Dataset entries
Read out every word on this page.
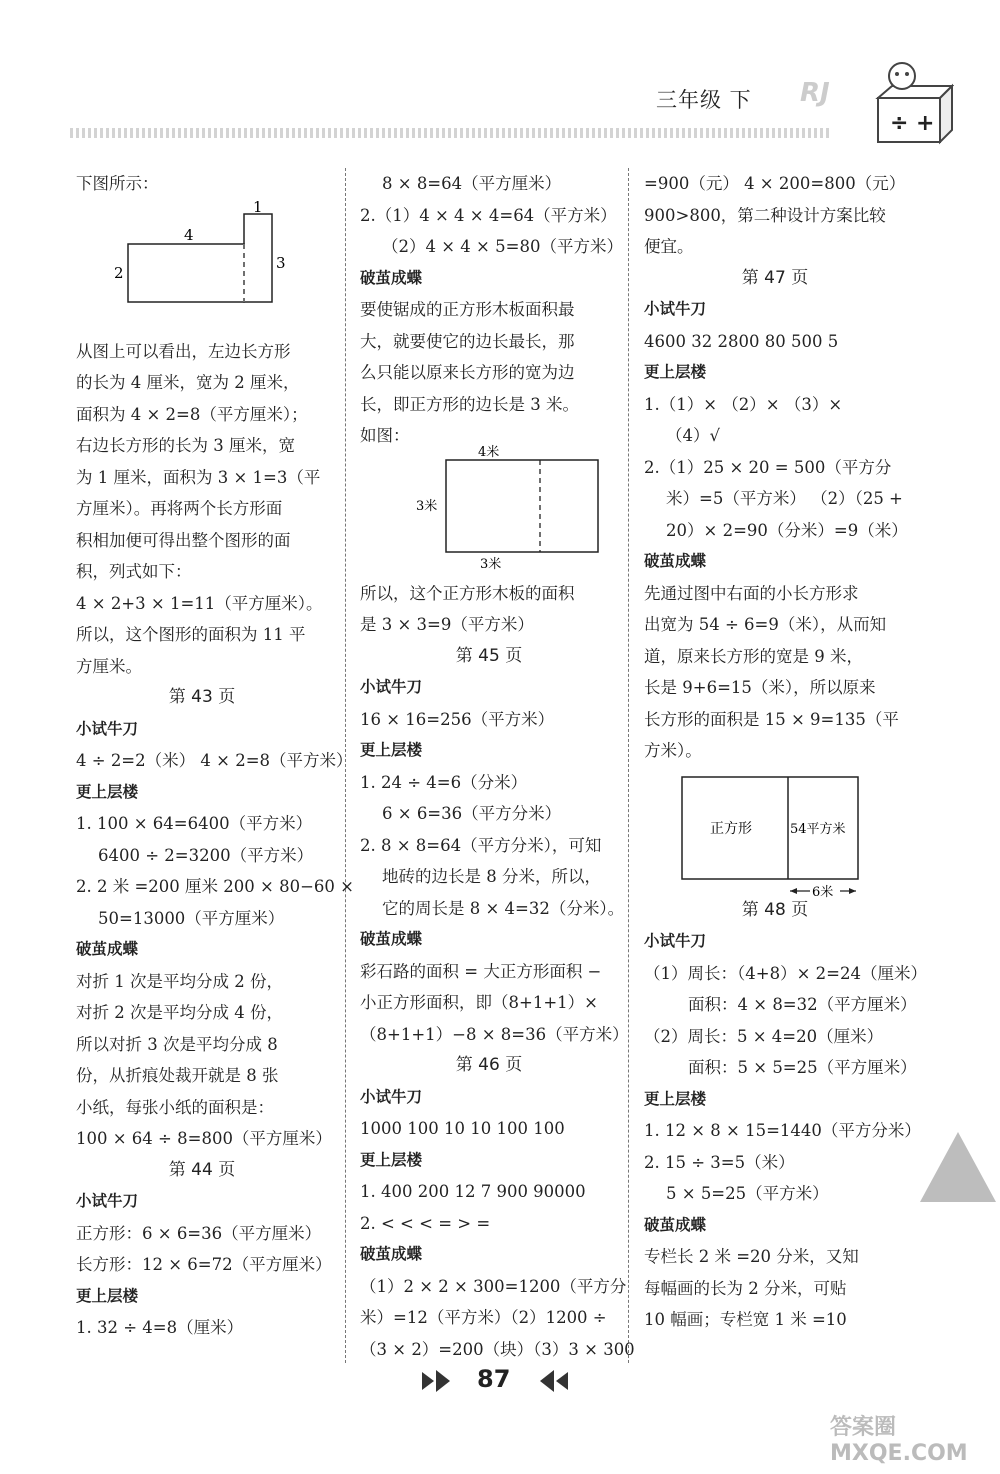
三年级 下 RJ
÷ +
下图所示：
1
4
2
3
从图上可以看出，左边长方形
的长为 4 厘米，宽为 2 厘米，
面积为 4 × 2=8（平方厘米）；
右边长方形的长为 3 厘米，宽
为 1 厘米，面积为 3 × 1=3（平
方厘米）。再将两个长方形面
积相加便可得出整个图形的面
积，列式如下：
4 × 2+3 × 1=11（平方厘米）。
所以，这个图形的面积为 11 平
方厘米。
第 43 页
小试牛刀
4 ÷ 2=2（米） 4 × 2=8（平方米）
更上层楼
1. 100 × 64=6400（平方米）
6400 ÷ 2=3200（平方米）
2. 2 米 =200 厘米 200 × 80−60 ×
50=13000（平方厘米）
破茧成蝶
对折 1 次是平均分成 2 份，
对折 2 次是平均分成 4 份，
所以对折 3 次是平均分成 8
份，从折痕处裁开就是 8 张
小纸，每张小纸的面积是：
100 × 64 ÷ 8=800（平方厘米）
第 44 页
小试牛刀
正方形：6 × 6=36（平方厘米）
长方形：12 × 6=72（平方厘米）
更上层楼
1. 32 ÷ 4=8（厘米）
8 × 8=64（平方厘米）
2.（1）4 × 4 × 4=64（平方米）
（2）4 × 4 × 5=80（平方米）
破茧成蝶
要使锯成的正方形木板面积最
大，就要使它的边长最长，那
么只能以原来长方形的宽为边
长，即正方形的边长是 3 米。
如图：
4米
3米
3米
所以，这个正方形木板的面积
是 3 × 3=9（平方米）
第 45 页
小试牛刀
16 × 16=256（平方米）
更上层楼
1. 24 ÷ 4=6（分米）
6 × 6=36（平方分米）
2. 8 × 8=64（平方分米），可知
地砖的边长是 8 分米，所以，
它的周长是 8 × 4=32（分米）。
破茧成蝶
彩石路的面积 = 大正方形面积 −
小正方形面积，即（8+1+1）×
（8+1+1）−8 × 8=36（平方米）
第 46 页
小试牛刀
1000 100 10 10 100 100
更上层楼
1. 400 200 12 7 900 90000
2. < < < = > =
破茧成蝶
（1）2 × 2 × 300=1200（平方分
米）=12（平方米）（2）1200 ÷
（3 × 2）=200（块）（3）3 × 300
=900（元） 4 × 200=800（元）
900>800，第二种设计方案比较
便宜。
第 47 页
小试牛刀
4600 32 2800 80 500 5
更上层楼
1.（1）× （2）× （3）×
（4）√
2.（1）25 × 20 = 500（平方分
米）=5（平方米） （2）（25 +
20）× 2=90（分米）=9（米）
破茧成蝶
先通过图中右面的小长方形求
出宽为 54 ÷ 6=9（米），从而知
道，原来长方形的宽是 9 米，
长是 9+6=15（米），所以原来
长方形的面积是 15 × 9=135（平
方米）。
正方形	54平方米
6米
第 48 页
小试牛刀
（1）周长：（4+8）× 2=24（厘米）
面积：4 × 8=32（平方厘米）
（2）周长：5 × 4=20（厘米）
面积：5 × 5=25（平方厘米）
更上层楼
1. 12 × 8 × 15=1440（平方分米）
2. 15 ÷ 3=5（米）
5 × 5=25（平方米）
破茧成蝶
专栏长 2 米 =20 分米，又知
每幅画的长为 2 分米，可贴
10 幅画；专栏宽 1 米 =10
87
答案圈 MXQE.COM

*WHAT TO PRODUCE:* Write out again every line above exactly as given; the pictures do not belong in the copy.

*FINAL RESULT:*
Read out every word on this page.
三年级 下 RJ
÷ +
下图所示：
1
4
2
3
从图上可以看出，左边长方形
的长为 4 厘米，宽为 2 厘米，
面积为 4 × 2=8（平方厘米）；
右边长方形的长为 3 厘米，宽
为 1 厘米，面积为 3 × 1=3（平
方厘米）。再将两个长方形面
积相加便可得出整个图形的面
积，列式如下：
4 × 2+3 × 1=11（平方厘米）。
所以，这个图形的面积为 11 平
方厘米。
第 43 页
小试牛刀
4 ÷ 2=2（米） 4 × 2=8（平方米）
更上层楼
1. 100 × 64=6400（平方米）
6400 ÷ 2=3200（平方米）
2. 2 米 =200 厘米 200 × 80−60 ×
50=13000（平方厘米）
破茧成蝶
对折 1 次是平均分成 2 份，
对折 2 次是平均分成 4 份，
所以对折 3 次是平均分成 8
份，从折痕处裁开就是 8 张
小纸，每张小纸的面积是：
100 × 64 ÷ 8=800（平方厘米）
第 44 页
小试牛刀
正方形：6 × 6=36（平方厘米）
长方形：12 × 6=72（平方厘米）
更上层楼
1. 32 ÷ 4=8（厘米）
8 × 8=64（平方厘米）
2.（1）4 × 4 × 4=64（平方米）
（2）4 × 4 × 5=80（平方米）
破茧成蝶
要使锯成的正方形木板面积最
大，就要使它的边长最长，那
么只能以原来长方形的宽为边
长，即正方形的边长是 3 米。
如图：
4米
3米
3米
所以，这个正方形木板的面积
是 3 × 3=9（平方米）
第 45 页
小试牛刀
16 × 16=256（平方米）
更上层楼
1. 24 ÷ 4=6（分米）
6 × 6=36（平方分米）
2. 8 × 8=64（平方分米），可知
地砖的边长是 8 分米，所以，
它的周长是 8 × 4=32（分米）。
破茧成蝶
彩石路的面积 = 大正方形面积 −
小正方形面积，即（8+1+1）×
（8+1+1）−8 × 8=36（平方米）
第 46 页
小试牛刀
1000 100 10 10 100 100
更上层楼
1. 400 200 12 7 900 90000
2. < < < = > =
破茧成蝶
（1）2 × 2 × 300=1200（平方分
米）=12（平方米）（2）1200 ÷
（3 × 2）=200（块）（3）3 × 300
=900（元） 4 × 200=800（元）
900>800，第二种设计方案比较
便宜。
第 47 页
小试牛刀
4600 32 2800 80 500 5
更上层楼
1.（1）× （2）× （3）×
（4）√
2.（1）25 × 20 = 500（平方分
米）=5（平方米） （2）（25 +
20）× 2=90（分米）=9（米）
破茧成蝶
先通过图中右面的小长方形求
出宽为 54 ÷ 6=9（米），从而知
道，原来长方形的宽是 9 米，
长是 9+6=15（米），所以原来
长方形的面积是 15 × 9=135（平
方米）。
正方形	54平方米
6米
第 48 页
小试牛刀
（1）周长：（4+8）× 2=24（厘米）
面积：4 × 8=32（平方厘米）
（2）周长：5 × 4=20（厘米）
面积：5 × 5=25（平方厘米）
更上层楼
1. 12 × 8 × 15=1440（平方分米）
2. 15 ÷ 3=5（米）
5 × 5=25（平方米）
破茧成蝶
专栏长 2 米 =20 分米，又知
每幅画的长为 2 分米，可贴
10 幅画；专栏宽 1 米 =10
87
答案圈 MXQE.COM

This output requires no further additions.